## WORK TO COMPLETE
Write out all of the entries that follow, word for word, but skip the pictures.

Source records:
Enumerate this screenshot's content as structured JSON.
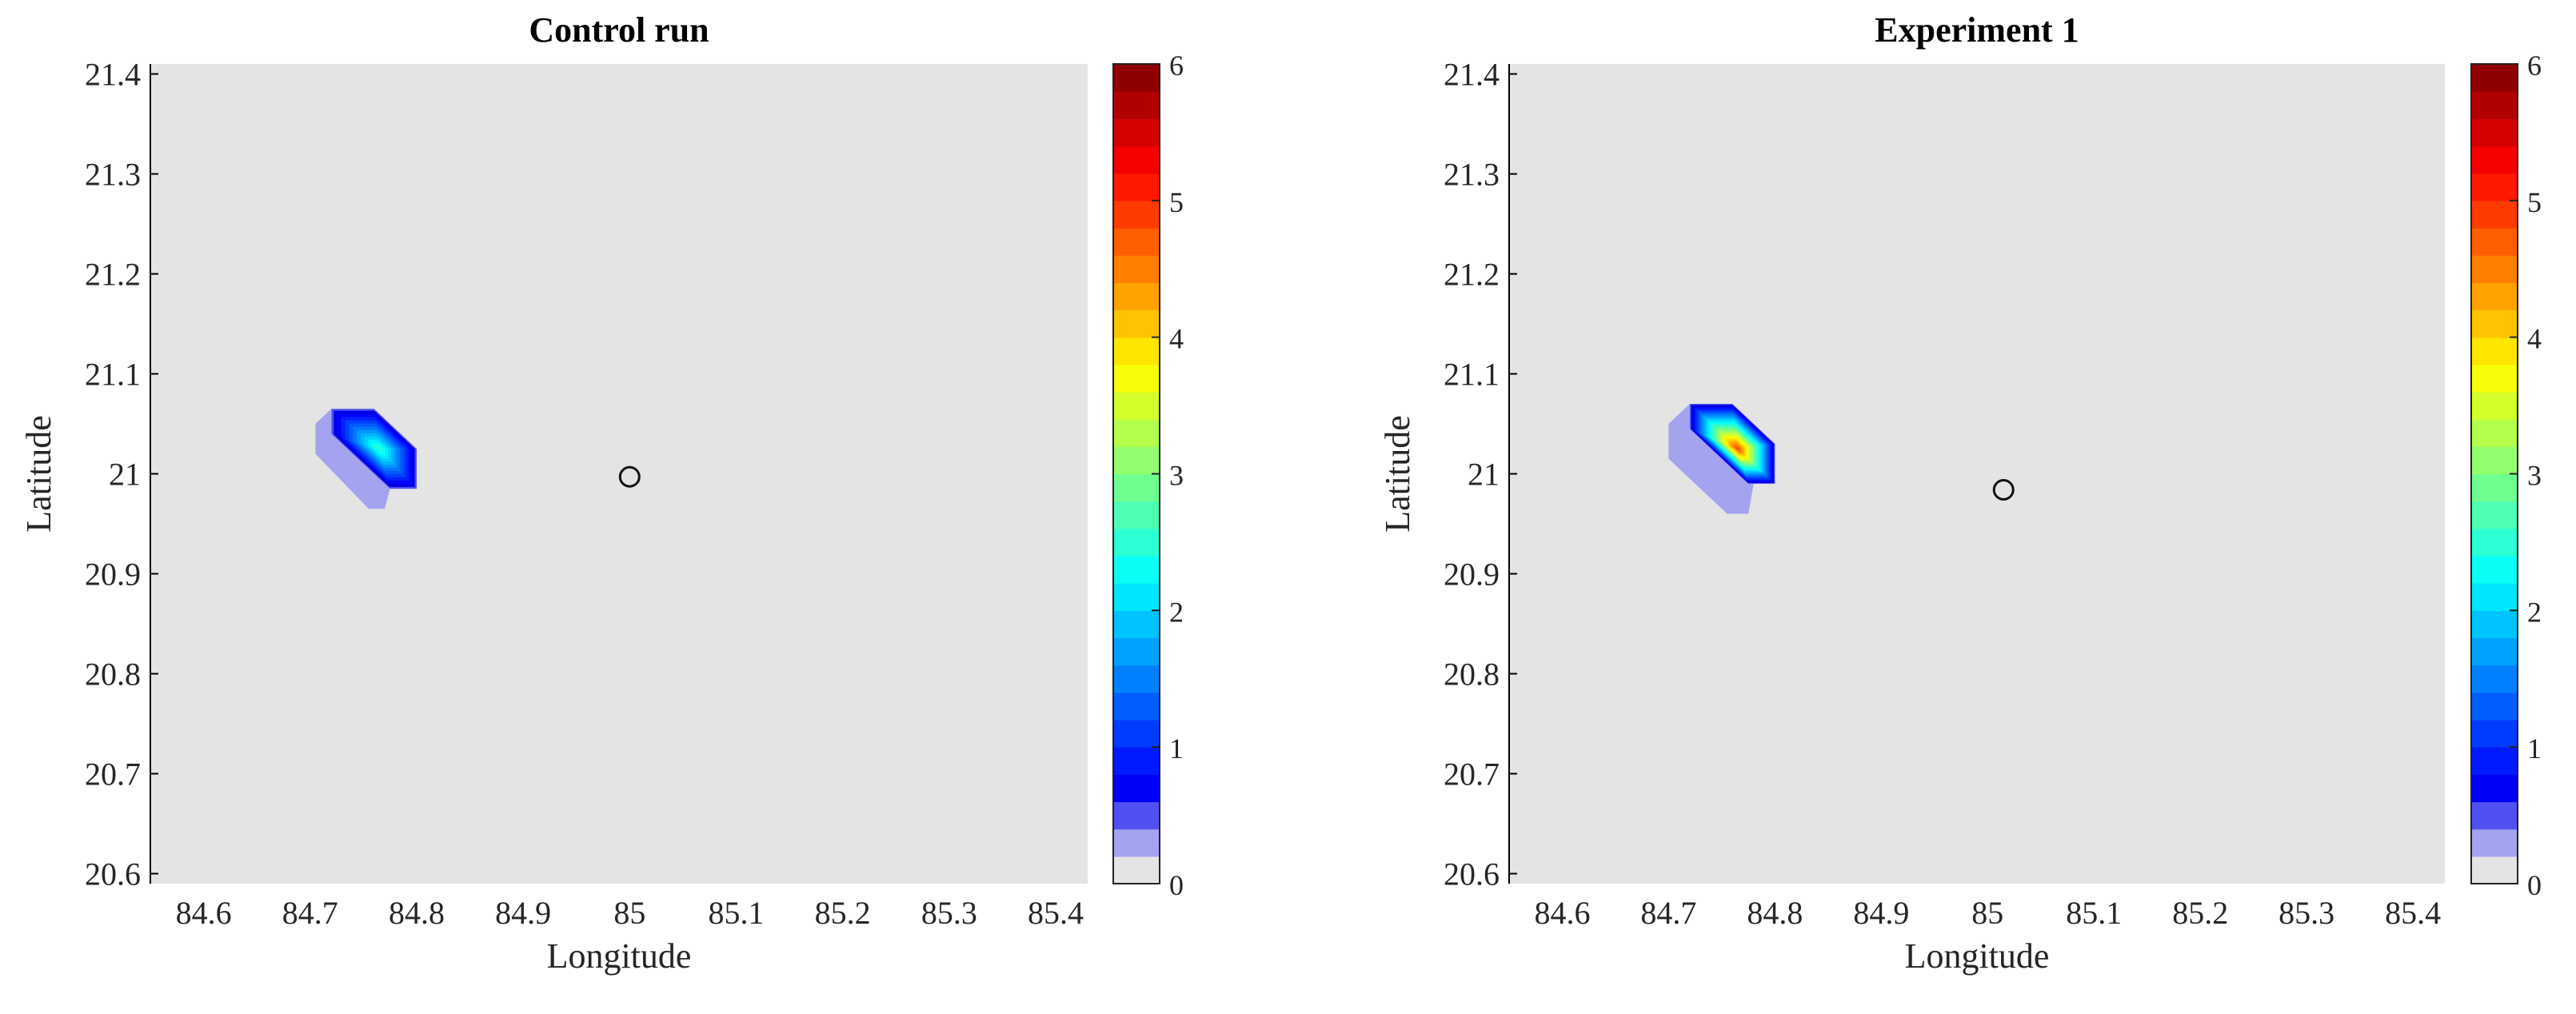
{
  "chart_data": [
    {
      "type": "heatmap",
      "title": "Control run",
      "xlabel": "Longitude",
      "ylabel": "Latitude",
      "xlim": [
        84.55,
        85.43
      ],
      "ylim": [
        20.59,
        21.41
      ],
      "xticks": [
        84.6,
        84.7,
        84.8,
        84.9,
        85,
        85.1,
        85.2,
        85.3,
        85.4
      ],
      "xtick_labels": [
        "84.6",
        "84.7",
        "84.8",
        "84.9",
        "85",
        "85.1",
        "85.2",
        "85.3",
        "85.4"
      ],
      "yticks": [
        20.6,
        20.7,
        20.8,
        20.9,
        21,
        21.1,
        21.2,
        21.3,
        21.4
      ],
      "ytick_labels": [
        "20.6",
        "20.7",
        "20.8",
        "20.9",
        "21",
        "21.1",
        "21.2",
        "21.3",
        "21.4"
      ],
      "background_color": "#e4e4e4",
      "grid": false,
      "colorbar": {
        "limits": [
          0,
          6
        ],
        "ticks": [
          0,
          1,
          2,
          3,
          4,
          5,
          6
        ],
        "tick_labels": [
          "0",
          "1",
          "2",
          "3",
          "4",
          "5",
          "6"
        ],
        "levels": 30,
        "colormap": "jet",
        "low_bin_colors": [
          "#e4e4e4",
          "#a3a3f0",
          "#5050f0"
        ]
      },
      "field": {
        "peak_value": 2.5,
        "peak_lon": 84.765,
        "peak_lat": 21.025,
        "core_polygon": [
          [
            84.72,
            21.065
          ],
          [
            84.76,
            21.065
          ],
          [
            84.8,
            21.025
          ],
          [
            84.8,
            20.985
          ],
          [
            84.775,
            20.985
          ],
          [
            84.72,
            21.04
          ]
        ],
        "fringe_polygon": [
          [
            84.705,
            21.05
          ],
          [
            84.72,
            21.065
          ],
          [
            84.72,
            21.04
          ],
          [
            84.775,
            20.985
          ],
          [
            84.77,
            20.965
          ],
          [
            84.755,
            20.965
          ],
          [
            84.705,
            21.02
          ]
        ]
      },
      "marker": {
        "lon": 85.0,
        "lat": 20.997,
        "shape": "open-circle"
      }
    },
    {
      "type": "heatmap",
      "title": "Experiment 1",
      "xlabel": "Longitude",
      "ylabel": "Latitude",
      "xlim": [
        84.55,
        85.43
      ],
      "ylim": [
        20.59,
        21.41
      ],
      "xticks": [
        84.6,
        84.7,
        84.8,
        84.9,
        85,
        85.1,
        85.2,
        85.3,
        85.4
      ],
      "xtick_labels": [
        "84.6",
        "84.7",
        "84.8",
        "84.9",
        "85",
        "85.1",
        "85.2",
        "85.3",
        "85.4"
      ],
      "yticks": [
        20.6,
        20.7,
        20.8,
        20.9,
        21,
        21.1,
        21.2,
        21.3,
        21.4
      ],
      "ytick_labels": [
        "20.6",
        "20.7",
        "20.8",
        "20.9",
        "21",
        "21.1",
        "21.2",
        "21.3",
        "21.4"
      ],
      "background_color": "#e4e4e4",
      "grid": false,
      "colorbar": {
        "limits": [
          0,
          6
        ],
        "ticks": [
          0,
          1,
          2,
          3,
          4,
          5,
          6
        ],
        "tick_labels": [
          "0",
          "1",
          "2",
          "3",
          "4",
          "5",
          "6"
        ],
        "levels": 30,
        "colormap": "jet",
        "low_bin_colors": [
          "#e4e4e4",
          "#a3a3f0",
          "#5050f0"
        ]
      },
      "field": {
        "peak_value": 4.8,
        "peak_lon": 84.765,
        "peak_lat": 21.025,
        "core_polygon": [
          [
            84.72,
            21.07
          ],
          [
            84.76,
            21.07
          ],
          [
            84.8,
            21.03
          ],
          [
            84.8,
            20.99
          ],
          [
            84.775,
            20.99
          ],
          [
            84.72,
            21.045
          ]
        ],
        "fringe_polygon": [
          [
            84.7,
            21.05
          ],
          [
            84.72,
            21.07
          ],
          [
            84.72,
            21.045
          ],
          [
            84.78,
            20.99
          ],
          [
            84.775,
            20.96
          ],
          [
            84.755,
            20.96
          ],
          [
            84.7,
            21.015
          ]
        ]
      },
      "marker": {
        "lon": 85.015,
        "lat": 20.984,
        "shape": "open-circle"
      }
    }
  ]
}
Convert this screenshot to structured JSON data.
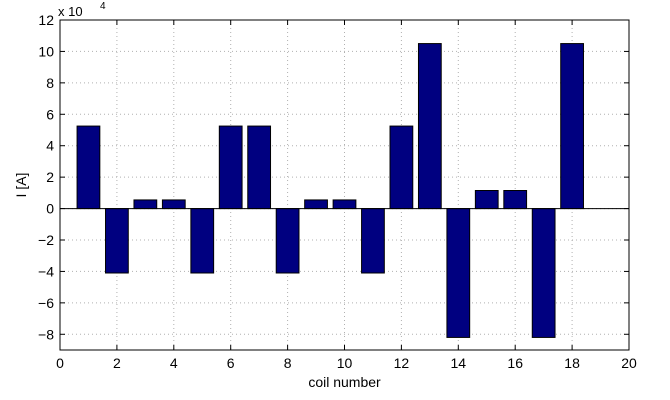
{
  "chart_data": {
    "type": "bar",
    "xlabel": "coil number",
    "ylabel": "I [A]",
    "y_multiplier_label": {
      "base": "x 10",
      "exponent": "4"
    },
    "xlim": [
      0,
      20
    ],
    "ylim": [
      -9,
      12
    ],
    "xticks": [
      0,
      2,
      4,
      6,
      8,
      10,
      12,
      14,
      16,
      18,
      20
    ],
    "yticks": [
      -8,
      -6,
      -4,
      -2,
      0,
      2,
      4,
      6,
      8,
      10,
      12
    ],
    "grid": true,
    "bar_color": "#000080",
    "bar_width": 0.8,
    "x": [
      1,
      2,
      3,
      4,
      5,
      6,
      7,
      8,
      9,
      10,
      11,
      12,
      13,
      14,
      15,
      16,
      17,
      18
    ],
    "values": [
      5.25,
      -4.1,
      0.55,
      0.55,
      -4.1,
      5.25,
      5.25,
      -4.1,
      0.55,
      0.55,
      -4.1,
      5.25,
      10.5,
      -8.2,
      1.15,
      1.15,
      -8.2,
      10.5
    ]
  }
}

## RESPONSE TO THIS TASK
Enumerate this screenshot's content as structured JSON.
{
  "chart_data": [
    {
      "type": "heatmap",
      "title": "Control run",
      "xlabel": "Longitude",
      "ylabel": "Latitude",
      "xlim": [
        84.55,
        85.43
      ],
      "ylim": [
        20.59,
        21.41
      ],
      "xticks": [
        84.6,
        84.7,
        84.8,
        84.9,
        85,
        85.1,
        85.2,
        85.3,
        85.4
      ],
      "xtick_labels": [
        "84.6",
        "84.7",
        "84.8",
        "84.9",
        "85",
        "85.1",
        "85.2",
        "85.3",
        "85.4"
      ],
      "yticks": [
        20.6,
        20.7,
        20.8,
        20.9,
        21,
        21.1,
        21.2,
        21.3,
        21.4
      ],
      "ytick_labels": [
        "20.6",
        "20.7",
        "20.8",
        "20.9",
        "21",
        "21.1",
        "21.2",
        "21.3",
        "21.4"
      ],
      "background_color": "#e4e4e4",
      "grid": false,
      "colorbar": {
        "limits": [
          0,
          6
        ],
        "ticks": [
          0,
          1,
          2,
          3,
          4,
          5,
          6
        ],
        "tick_labels": [
          "0",
          "1",
          "2",
          "3",
          "4",
          "5",
          "6"
        ],
        "levels": 30,
        "colormap": "jet",
        "low_bin_colors": [
          "#e4e4e4",
          "#a3a3f0",
          "#5050f0"
        ]
      },
      "field": {
        "peak_value": 2.5,
        "peak_lon": 84.765,
        "peak_lat": 21.025,
        "core_polygon": [
          [
            84.72,
            21.065
          ],
          [
            84.76,
            21.065
          ],
          [
            84.8,
            21.025
          ],
          [
            84.8,
            20.985
          ],
          [
            84.775,
            20.985
          ],
          [
            84.72,
            21.04
          ]
        ],
        "fringe_polygon": [
          [
            84.705,
            21.05
          ],
          [
            84.72,
            21.065
          ],
          [
            84.72,
            21.04
          ],
          [
            84.775,
            20.985
          ],
          [
            84.77,
            20.965
          ],
          [
            84.755,
            20.965
          ],
          [
            84.705,
            21.02
          ]
        ]
      },
      "marker": {
        "lon": 85.0,
        "lat": 20.997,
        "shape": "open-circle"
      }
    },
    {
      "type": "heatmap",
      "title": "Experiment 1",
      "xlabel": "Longitude",
      "ylabel": "Latitude",
      "xlim": [
        84.55,
        85.43
      ],
      "ylim": [
        20.59,
        21.41
      ],
      "xticks": [
        84.6,
        84.7,
        84.8,
        84.9,
        85,
        85.1,
        85.2,
        85.3,
        85.4
      ],
      "xtick_labels": [
        "84.6",
        "84.7",
        "84.8",
        "84.9",
        "85",
        "85.1",
        "85.2",
        "85.3",
        "85.4"
      ],
      "yticks": [
        20.6,
        20.7,
        20.8,
        20.9,
        21,
        21.1,
        21.2,
        21.3,
        21.4
      ],
      "ytick_labels": [
        "20.6",
        "20.7",
        "20.8",
        "20.9",
        "21",
        "21.1",
        "21.2",
        "21.3",
        "21.4"
      ],
      "background_color": "#e4e4e4",
      "grid": false,
      "colorbar": {
        "limits": [
          0,
          6
        ],
        "ticks": [
          0,
          1,
          2,
          3,
          4,
          5,
          6
        ],
        "tick_labels": [
          "0",
          "1",
          "2",
          "3",
          "4",
          "5",
          "6"
        ],
        "levels": 30,
        "colormap": "jet",
        "low_bin_colors": [
          "#e4e4e4",
          "#a3a3f0",
          "#5050f0"
        ]
      },
      "field": {
        "peak_value": 4.8,
        "peak_lon": 84.765,
        "peak_lat": 21.025,
        "core_polygon": [
          [
            84.72,
            21.07
          ],
          [
            84.76,
            21.07
          ],
          [
            84.8,
            21.03
          ],
          [
            84.8,
            20.99
          ],
          [
            84.775,
            20.99
          ],
          [
            84.72,
            21.045
          ]
        ],
        "fringe_polygon": [
          [
            84.7,
            21.05
          ],
          [
            84.72,
            21.07
          ],
          [
            84.72,
            21.045
          ],
          [
            84.78,
            20.99
          ],
          [
            84.775,
            20.96
          ],
          [
            84.755,
            20.96
          ],
          [
            84.7,
            21.015
          ]
        ]
      },
      "marker": {
        "lon": 85.015,
        "lat": 20.984,
        "shape": "open-circle"
      }
    }
  ]
}
Convert this screenshot to structured JSON data.
{
  "chart_data": {
    "type": "bar",
    "xlabel": "coil number",
    "ylabel": "I [A]",
    "y_multiplier_label": {
      "base": "x 10",
      "exponent": "4"
    },
    "xlim": [
      0,
      20
    ],
    "ylim": [
      -9,
      12
    ],
    "xticks": [
      0,
      2,
      4,
      6,
      8,
      10,
      12,
      14,
      16,
      18,
      20
    ],
    "yticks": [
      -8,
      -6,
      -4,
      -2,
      0,
      2,
      4,
      6,
      8,
      10,
      12
    ],
    "grid": true,
    "bar_color": "#000080",
    "bar_width": 0.8,
    "x": [
      1,
      2,
      3,
      4,
      5,
      6,
      7,
      8,
      9,
      10,
      11,
      12,
      13,
      14,
      15,
      16,
      17,
      18
    ],
    "values": [
      5.25,
      -4.1,
      0.55,
      0.55,
      -4.1,
      5.25,
      5.25,
      -4.1,
      0.55,
      0.55,
      -4.1,
      5.25,
      10.5,
      -8.2,
      1.15,
      1.15,
      -8.2,
      10.5
    ]
  }
}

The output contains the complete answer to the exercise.